=== Required task ===
Reproduce every entry exactly as shown.

=== The records ===
<<<<

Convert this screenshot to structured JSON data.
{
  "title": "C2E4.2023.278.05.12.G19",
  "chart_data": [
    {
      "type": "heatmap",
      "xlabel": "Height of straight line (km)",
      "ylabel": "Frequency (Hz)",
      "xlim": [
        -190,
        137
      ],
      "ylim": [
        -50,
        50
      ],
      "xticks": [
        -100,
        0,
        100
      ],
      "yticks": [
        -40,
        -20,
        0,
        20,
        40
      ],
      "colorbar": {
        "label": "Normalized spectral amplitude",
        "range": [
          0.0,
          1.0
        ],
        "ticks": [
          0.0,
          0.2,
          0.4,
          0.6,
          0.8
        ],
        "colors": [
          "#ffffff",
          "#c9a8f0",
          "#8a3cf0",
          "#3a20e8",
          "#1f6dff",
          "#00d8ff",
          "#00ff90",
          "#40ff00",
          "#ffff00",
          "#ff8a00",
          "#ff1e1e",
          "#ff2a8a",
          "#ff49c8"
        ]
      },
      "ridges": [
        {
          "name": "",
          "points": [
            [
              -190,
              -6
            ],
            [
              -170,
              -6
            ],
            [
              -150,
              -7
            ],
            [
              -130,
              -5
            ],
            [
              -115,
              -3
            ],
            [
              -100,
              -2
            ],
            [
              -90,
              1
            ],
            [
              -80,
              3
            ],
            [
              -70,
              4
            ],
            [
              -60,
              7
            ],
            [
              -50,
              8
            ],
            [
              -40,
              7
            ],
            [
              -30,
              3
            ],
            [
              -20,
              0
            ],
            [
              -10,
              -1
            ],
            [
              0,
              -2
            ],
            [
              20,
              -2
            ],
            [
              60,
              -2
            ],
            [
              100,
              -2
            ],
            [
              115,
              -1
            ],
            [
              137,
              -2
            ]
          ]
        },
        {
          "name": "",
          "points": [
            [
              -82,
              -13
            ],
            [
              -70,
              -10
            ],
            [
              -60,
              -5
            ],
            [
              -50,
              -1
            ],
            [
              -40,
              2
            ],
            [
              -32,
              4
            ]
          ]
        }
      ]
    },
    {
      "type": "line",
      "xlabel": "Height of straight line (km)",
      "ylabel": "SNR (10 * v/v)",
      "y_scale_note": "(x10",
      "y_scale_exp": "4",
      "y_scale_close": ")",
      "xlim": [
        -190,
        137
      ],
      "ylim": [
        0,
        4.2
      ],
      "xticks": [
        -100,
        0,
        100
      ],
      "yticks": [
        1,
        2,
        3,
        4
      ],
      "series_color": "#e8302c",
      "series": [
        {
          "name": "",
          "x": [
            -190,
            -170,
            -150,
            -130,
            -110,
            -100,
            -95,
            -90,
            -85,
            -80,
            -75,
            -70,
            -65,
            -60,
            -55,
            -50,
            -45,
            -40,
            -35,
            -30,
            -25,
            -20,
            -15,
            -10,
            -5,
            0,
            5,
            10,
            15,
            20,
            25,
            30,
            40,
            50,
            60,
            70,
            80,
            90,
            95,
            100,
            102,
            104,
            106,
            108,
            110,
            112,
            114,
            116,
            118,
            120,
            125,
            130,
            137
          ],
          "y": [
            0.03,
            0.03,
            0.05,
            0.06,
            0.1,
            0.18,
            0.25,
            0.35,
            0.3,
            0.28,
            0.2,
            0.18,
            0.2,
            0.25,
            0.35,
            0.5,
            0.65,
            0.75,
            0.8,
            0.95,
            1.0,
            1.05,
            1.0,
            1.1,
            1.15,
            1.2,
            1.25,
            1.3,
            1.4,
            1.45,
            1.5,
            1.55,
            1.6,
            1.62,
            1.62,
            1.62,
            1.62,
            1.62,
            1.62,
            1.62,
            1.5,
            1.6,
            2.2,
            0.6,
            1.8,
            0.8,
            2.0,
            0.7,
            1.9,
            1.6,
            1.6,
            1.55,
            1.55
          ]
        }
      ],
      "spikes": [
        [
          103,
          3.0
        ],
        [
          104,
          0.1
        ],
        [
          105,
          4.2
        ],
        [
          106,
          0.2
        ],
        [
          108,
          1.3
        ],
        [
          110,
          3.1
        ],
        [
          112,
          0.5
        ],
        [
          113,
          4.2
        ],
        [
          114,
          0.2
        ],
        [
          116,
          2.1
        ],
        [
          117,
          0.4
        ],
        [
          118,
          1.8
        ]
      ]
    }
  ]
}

>>>>

=== Worked solution ===
Convert this screenshot to structured JSON data.
{
  "title": "C2E4.2023.278.05.12.G19",
  "chart_data": [
    {
      "type": "heatmap",
      "xlabel": "Height of straight line (km)",
      "ylabel": "Frequency (Hz)",
      "xlim": [
        -190,
        137
      ],
      "ylim": [
        -50,
        50
      ],
      "xticks": [
        -100,
        0,
        100
      ],
      "yticks": [
        -40,
        -20,
        0,
        20,
        40
      ],
      "colorbar": {
        "label": "Normalized spectral amplitude",
        "range": [
          0.0,
          1.0
        ],
        "ticks": [
          0.0,
          0.2,
          0.4,
          0.6,
          0.8
        ],
        "colors": [
          "#ffffff",
          "#c9a8f0",
          "#8a3cf0",
          "#3a20e8",
          "#1f6dff",
          "#00d8ff",
          "#00ff90",
          "#40ff00",
          "#ffff00",
          "#ff8a00",
          "#ff1e1e",
          "#ff2a8a",
          "#ff49c8"
        ]
      },
      "ridges": [
        {
          "name": "",
          "points": [
            [
              -190,
              -6
            ],
            [
              -170,
              -6
            ],
            [
              -150,
              -7
            ],
            [
              -130,
              -5
            ],
            [
              -115,
              -3
            ],
            [
              -100,
              -2
            ],
            [
              -90,
              1
            ],
            [
              -80,
              3
            ],
            [
              -70,
              4
            ],
            [
              -60,
              7
            ],
            [
              -50,
              8
            ],
            [
              -40,
              7
            ],
            [
              -30,
              3
            ],
            [
              -20,
              0
            ],
            [
              -10,
              -1
            ],
            [
              0,
              -2
            ],
            [
              20,
              -2
            ],
            [
              60,
              -2
            ],
            [
              100,
              -2
            ],
            [
              115,
              -1
            ],
            [
              137,
              -2
            ]
          ]
        },
        {
          "name": "",
          "points": [
            [
              -82,
              -13
            ],
            [
              -70,
              -10
            ],
            [
              -60,
              -5
            ],
            [
              -50,
              -1
            ],
            [
              -40,
              2
            ],
            [
              -32,
              4
            ]
          ]
        }
      ]
    },
    {
      "type": "line",
      "xlabel": "Height of straight line (km)",
      "ylabel": "SNR (10 * v/v)",
      "y_scale_note": "(x10",
      "y_scale_exp": "4",
      "y_scale_close": ")",
      "xlim": [
        -190,
        137
      ],
      "ylim": [
        0,
        4.2
      ],
      "xticks": [
        -100,
        0,
        100
      ],
      "yticks": [
        1,
        2,
        3,
        4
      ],
      "series_color": "#e8302c",
      "series": [
        {
          "name": "",
          "x": [
            -190,
            -170,
            -150,
            -130,
            -110,
            -100,
            -95,
            -90,
            -85,
            -80,
            -75,
            -70,
            -65,
            -60,
            -55,
            -50,
            -45,
            -40,
            -35,
            -30,
            -25,
            -20,
            -15,
            -10,
            -5,
            0,
            5,
            10,
            15,
            20,
            25,
            30,
            40,
            50,
            60,
            70,
            80,
            90,
            95,
            100,
            102,
            104,
            106,
            108,
            110,
            112,
            114,
            116,
            118,
            120,
            125,
            130,
            137
          ],
          "y": [
            0.03,
            0.03,
            0.05,
            0.06,
            0.1,
            0.18,
            0.25,
            0.35,
            0.3,
            0.28,
            0.2,
            0.18,
            0.2,
            0.25,
            0.35,
            0.5,
            0.65,
            0.75,
            0.8,
            0.95,
            1.0,
            1.05,
            1.0,
            1.1,
            1.15,
            1.2,
            1.25,
            1.3,
            1.4,
            1.45,
            1.5,
            1.55,
            1.6,
            1.62,
            1.62,
            1.62,
            1.62,
            1.62,
            1.62,
            1.62,
            1.5,
            1.6,
            2.2,
            0.6,
            1.8,
            0.8,
            2.0,
            0.7,
            1.9,
            1.6,
            1.6,
            1.55,
            1.55
          ]
        }
      ],
      "spikes": [
        [
          103,
          3.0
        ],
        [
          104,
          0.1
        ],
        [
          105,
          4.2
        ],
        [
          106,
          0.2
        ],
        [
          108,
          1.3
        ],
        [
          110,
          3.1
        ],
        [
          112,
          0.5
        ],
        [
          113,
          4.2
        ],
        [
          114,
          0.2
        ],
        [
          116,
          2.1
        ],
        [
          117,
          0.4
        ],
        [
          118,
          1.8
        ]
      ]
    }
  ]
}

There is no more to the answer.